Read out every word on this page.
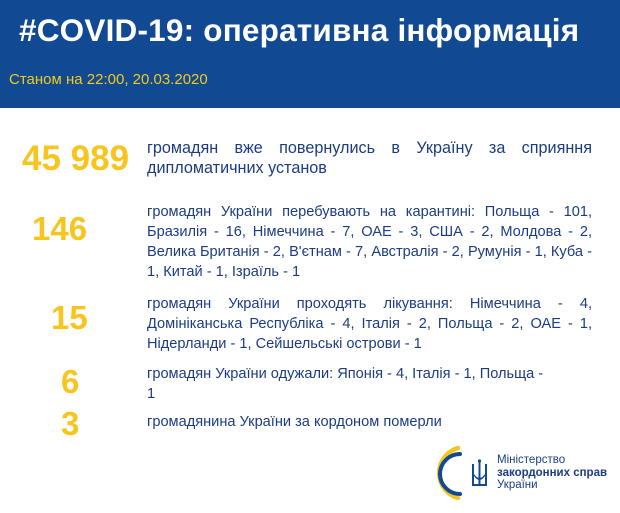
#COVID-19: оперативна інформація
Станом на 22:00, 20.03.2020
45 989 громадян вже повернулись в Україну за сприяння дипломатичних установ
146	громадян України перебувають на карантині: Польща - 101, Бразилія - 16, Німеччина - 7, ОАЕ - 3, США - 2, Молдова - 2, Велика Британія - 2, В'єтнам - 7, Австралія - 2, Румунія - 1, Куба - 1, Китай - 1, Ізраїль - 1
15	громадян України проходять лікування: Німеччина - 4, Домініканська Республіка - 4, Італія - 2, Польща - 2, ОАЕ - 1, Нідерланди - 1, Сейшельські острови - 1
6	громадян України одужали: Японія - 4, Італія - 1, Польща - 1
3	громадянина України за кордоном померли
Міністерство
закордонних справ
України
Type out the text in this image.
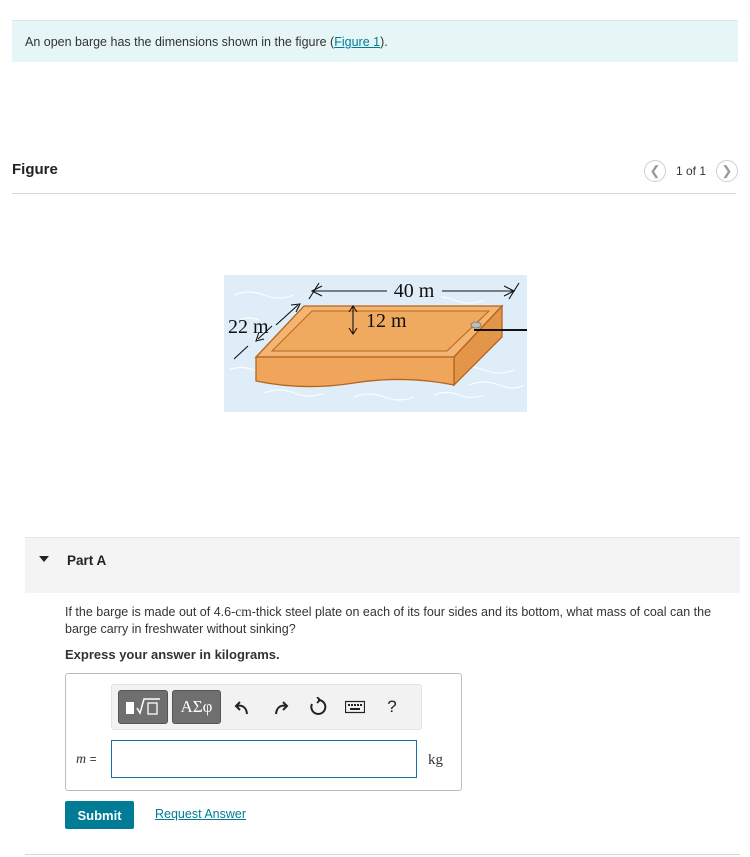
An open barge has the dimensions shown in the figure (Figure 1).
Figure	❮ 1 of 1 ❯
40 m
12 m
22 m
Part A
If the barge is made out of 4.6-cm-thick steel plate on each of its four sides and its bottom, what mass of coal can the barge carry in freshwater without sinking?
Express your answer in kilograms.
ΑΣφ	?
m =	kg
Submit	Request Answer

■ ■ ■ ■ ■

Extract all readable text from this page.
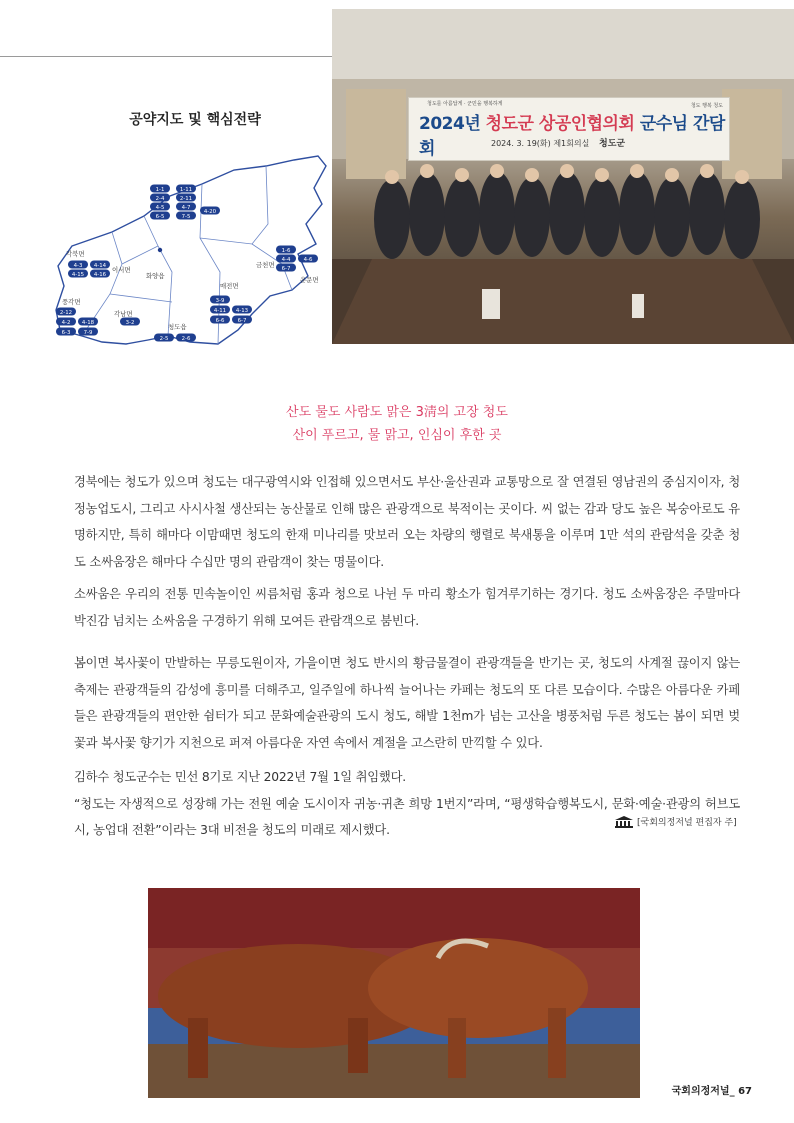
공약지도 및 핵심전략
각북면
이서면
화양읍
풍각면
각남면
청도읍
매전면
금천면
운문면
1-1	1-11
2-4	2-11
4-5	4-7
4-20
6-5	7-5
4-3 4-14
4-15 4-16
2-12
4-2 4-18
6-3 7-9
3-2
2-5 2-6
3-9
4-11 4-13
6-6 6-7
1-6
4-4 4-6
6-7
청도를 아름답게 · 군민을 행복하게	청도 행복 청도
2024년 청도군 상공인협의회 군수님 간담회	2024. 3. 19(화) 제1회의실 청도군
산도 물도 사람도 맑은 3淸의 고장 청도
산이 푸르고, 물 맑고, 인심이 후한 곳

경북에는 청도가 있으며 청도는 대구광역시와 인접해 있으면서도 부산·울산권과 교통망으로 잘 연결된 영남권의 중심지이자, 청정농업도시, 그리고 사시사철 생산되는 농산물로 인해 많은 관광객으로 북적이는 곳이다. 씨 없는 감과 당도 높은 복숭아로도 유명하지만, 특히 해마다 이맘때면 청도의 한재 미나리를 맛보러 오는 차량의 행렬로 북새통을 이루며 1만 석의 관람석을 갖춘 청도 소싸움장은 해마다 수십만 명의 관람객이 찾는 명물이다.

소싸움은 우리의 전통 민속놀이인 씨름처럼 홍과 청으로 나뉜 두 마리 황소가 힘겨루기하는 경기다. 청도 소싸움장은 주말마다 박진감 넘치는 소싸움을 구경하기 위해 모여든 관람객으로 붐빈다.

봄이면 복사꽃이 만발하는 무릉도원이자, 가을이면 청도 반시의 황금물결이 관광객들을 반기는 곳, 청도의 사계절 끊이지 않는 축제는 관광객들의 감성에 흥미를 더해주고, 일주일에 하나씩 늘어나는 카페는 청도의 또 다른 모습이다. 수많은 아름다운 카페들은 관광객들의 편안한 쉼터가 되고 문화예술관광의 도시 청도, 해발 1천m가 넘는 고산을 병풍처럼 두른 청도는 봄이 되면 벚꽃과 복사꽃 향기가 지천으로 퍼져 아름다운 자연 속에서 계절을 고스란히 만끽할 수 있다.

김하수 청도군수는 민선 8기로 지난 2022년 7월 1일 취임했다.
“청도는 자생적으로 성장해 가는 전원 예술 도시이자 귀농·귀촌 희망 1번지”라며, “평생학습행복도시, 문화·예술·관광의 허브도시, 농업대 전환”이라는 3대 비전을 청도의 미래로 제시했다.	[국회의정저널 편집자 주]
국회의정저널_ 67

■ ■ ■ ■ ■

▶ _Problem to work on_:
Look through the entries above and list every line containing "barge".

▶ _Answer in full_:
An open barge has the dimensions shown in the figure (Figure 1).
If the barge is made out of 4.6-cm-thick steel plate on each of its four sides and its bottom, what mass of coal can the barge carry in freshwater without sinking?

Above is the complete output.